- _DATASET_
>> Start

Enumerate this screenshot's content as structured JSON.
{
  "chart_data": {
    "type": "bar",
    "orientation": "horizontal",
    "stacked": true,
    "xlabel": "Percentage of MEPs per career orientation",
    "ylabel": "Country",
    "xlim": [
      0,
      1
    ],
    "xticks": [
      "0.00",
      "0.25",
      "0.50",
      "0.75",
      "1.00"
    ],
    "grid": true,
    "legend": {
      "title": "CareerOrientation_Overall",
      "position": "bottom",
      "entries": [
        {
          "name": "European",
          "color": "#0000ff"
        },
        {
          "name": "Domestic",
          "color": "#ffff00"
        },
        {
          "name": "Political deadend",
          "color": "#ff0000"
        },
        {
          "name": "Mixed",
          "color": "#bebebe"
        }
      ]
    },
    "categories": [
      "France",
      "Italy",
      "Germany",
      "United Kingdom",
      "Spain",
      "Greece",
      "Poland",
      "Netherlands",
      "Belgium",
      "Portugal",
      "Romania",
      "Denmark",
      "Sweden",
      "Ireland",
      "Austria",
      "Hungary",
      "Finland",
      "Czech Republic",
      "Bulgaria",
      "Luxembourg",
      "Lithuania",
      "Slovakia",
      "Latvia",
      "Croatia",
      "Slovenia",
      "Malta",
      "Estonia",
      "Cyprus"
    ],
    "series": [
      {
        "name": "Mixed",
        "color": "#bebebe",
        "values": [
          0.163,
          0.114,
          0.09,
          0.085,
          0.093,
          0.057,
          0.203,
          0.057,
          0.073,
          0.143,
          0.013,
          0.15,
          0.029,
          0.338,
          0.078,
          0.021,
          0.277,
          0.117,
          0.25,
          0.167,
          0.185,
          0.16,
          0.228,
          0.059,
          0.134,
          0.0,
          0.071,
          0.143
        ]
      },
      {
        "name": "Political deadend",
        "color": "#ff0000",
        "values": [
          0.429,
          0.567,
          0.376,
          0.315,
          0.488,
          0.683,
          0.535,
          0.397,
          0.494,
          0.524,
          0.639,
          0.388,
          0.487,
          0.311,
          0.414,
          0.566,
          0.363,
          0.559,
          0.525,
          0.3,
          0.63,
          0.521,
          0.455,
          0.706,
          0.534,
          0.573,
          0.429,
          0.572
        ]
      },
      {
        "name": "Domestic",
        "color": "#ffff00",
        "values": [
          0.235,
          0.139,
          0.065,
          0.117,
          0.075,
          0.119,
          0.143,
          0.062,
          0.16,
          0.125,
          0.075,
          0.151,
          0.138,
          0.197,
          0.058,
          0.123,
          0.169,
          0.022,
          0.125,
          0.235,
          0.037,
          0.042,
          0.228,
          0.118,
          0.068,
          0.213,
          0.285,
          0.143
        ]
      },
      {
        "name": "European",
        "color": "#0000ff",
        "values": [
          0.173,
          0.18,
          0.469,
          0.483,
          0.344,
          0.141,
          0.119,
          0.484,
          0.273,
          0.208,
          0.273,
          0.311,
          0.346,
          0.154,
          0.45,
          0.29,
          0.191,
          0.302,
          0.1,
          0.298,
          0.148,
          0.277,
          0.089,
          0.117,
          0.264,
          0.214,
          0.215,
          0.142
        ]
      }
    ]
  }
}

>> End

- _DIRECTION_
Determine the number of lines in the data that contain "color" as a word or string, and state only that number.

- _TASK ANSWER_
8